# STATED EXERCISE:
Please return, unchanged, the lines of the data below, beginning at the line that contains "- setting-bbcode: BBCode" and stopping after the line that contains "- checkbox-checked[interactable]: [208, 153, 218, 163]".

# Start of SUPPLIED MATERIAL

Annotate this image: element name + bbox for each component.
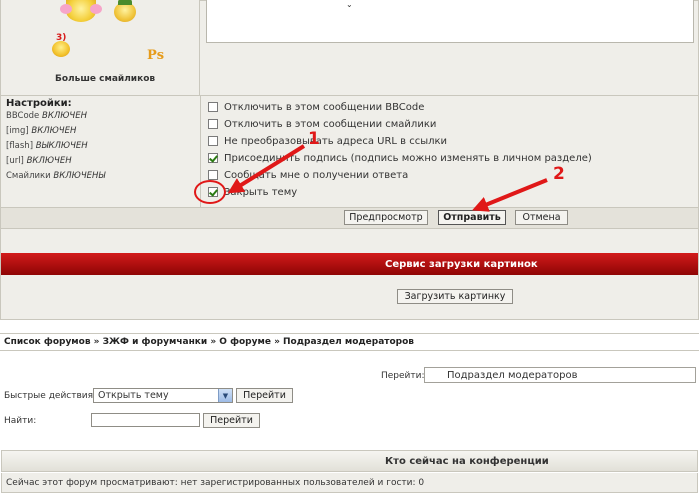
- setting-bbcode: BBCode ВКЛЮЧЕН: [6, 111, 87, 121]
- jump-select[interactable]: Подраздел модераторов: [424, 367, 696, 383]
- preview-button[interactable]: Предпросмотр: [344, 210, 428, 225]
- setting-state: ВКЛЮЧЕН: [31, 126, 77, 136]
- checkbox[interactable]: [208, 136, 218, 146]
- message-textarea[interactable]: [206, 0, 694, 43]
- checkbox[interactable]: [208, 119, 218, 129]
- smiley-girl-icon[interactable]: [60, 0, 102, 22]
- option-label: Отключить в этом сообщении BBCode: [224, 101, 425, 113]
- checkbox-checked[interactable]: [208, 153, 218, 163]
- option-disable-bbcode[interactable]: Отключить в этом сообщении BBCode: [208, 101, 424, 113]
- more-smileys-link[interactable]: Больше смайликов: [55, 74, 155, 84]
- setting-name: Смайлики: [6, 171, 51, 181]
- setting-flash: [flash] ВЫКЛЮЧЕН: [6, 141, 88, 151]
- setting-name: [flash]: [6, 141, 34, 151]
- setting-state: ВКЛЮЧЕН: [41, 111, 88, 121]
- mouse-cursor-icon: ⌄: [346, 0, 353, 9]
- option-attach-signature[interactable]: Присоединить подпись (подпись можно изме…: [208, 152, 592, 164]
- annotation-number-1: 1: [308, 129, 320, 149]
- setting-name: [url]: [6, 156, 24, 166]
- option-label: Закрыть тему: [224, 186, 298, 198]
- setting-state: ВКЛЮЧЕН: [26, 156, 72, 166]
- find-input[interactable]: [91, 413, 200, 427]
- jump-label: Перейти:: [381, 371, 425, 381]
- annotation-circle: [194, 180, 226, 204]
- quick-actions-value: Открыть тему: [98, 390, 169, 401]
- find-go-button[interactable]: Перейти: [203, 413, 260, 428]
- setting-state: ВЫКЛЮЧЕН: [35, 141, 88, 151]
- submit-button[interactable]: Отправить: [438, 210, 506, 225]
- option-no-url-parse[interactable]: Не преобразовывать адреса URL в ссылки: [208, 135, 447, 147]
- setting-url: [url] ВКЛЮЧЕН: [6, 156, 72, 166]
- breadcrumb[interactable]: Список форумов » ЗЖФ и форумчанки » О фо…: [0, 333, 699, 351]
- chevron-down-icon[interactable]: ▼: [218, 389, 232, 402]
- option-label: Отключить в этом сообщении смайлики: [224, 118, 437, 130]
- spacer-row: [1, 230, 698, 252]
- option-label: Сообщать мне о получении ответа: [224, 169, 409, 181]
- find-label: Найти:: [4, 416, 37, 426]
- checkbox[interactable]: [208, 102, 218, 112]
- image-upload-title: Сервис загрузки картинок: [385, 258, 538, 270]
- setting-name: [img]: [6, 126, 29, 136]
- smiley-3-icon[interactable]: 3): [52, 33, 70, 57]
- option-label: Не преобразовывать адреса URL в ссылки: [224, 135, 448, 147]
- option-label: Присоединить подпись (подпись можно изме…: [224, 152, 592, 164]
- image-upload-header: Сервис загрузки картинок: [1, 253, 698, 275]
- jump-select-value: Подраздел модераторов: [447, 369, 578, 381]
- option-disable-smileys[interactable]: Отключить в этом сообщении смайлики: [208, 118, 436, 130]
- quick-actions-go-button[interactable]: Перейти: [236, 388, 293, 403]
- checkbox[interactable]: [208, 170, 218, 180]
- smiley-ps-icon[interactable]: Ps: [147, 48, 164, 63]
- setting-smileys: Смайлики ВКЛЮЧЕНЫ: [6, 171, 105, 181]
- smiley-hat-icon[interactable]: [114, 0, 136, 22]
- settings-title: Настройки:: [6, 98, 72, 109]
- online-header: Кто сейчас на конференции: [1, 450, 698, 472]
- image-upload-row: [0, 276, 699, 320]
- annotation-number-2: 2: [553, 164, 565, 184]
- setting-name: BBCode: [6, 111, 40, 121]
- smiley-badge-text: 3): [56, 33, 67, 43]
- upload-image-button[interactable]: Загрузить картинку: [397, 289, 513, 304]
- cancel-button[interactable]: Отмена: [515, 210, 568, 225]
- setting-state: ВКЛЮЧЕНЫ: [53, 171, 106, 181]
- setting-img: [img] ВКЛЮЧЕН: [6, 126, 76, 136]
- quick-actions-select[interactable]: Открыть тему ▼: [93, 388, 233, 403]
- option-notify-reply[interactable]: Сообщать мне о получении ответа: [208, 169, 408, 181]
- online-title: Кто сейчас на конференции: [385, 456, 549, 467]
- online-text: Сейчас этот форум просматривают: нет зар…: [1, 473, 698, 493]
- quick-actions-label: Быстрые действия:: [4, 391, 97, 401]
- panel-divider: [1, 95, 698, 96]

# End of SUPPLIED MATERIAL

# THE REPLY:
- setting-bbcode: BBCode ВКЛЮЧЕН: [6, 111, 87, 121]
- jump-select[interactable]: Подраздел модераторов: [424, 367, 696, 383]
- preview-button[interactable]: Предпросмотр: [344, 210, 428, 225]
- setting-state: ВКЛЮЧЕН: [31, 126, 77, 136]
- checkbox[interactable]: [208, 136, 218, 146]
- message-textarea[interactable]: [206, 0, 694, 43]
- checkbox[interactable]: [208, 119, 218, 129]
- smiley-girl-icon[interactable]: [60, 0, 102, 22]
- option-label: Отключить в этом сообщении BBCode: [224, 101, 425, 113]
- checkbox-checked[interactable]: [208, 153, 218, 163]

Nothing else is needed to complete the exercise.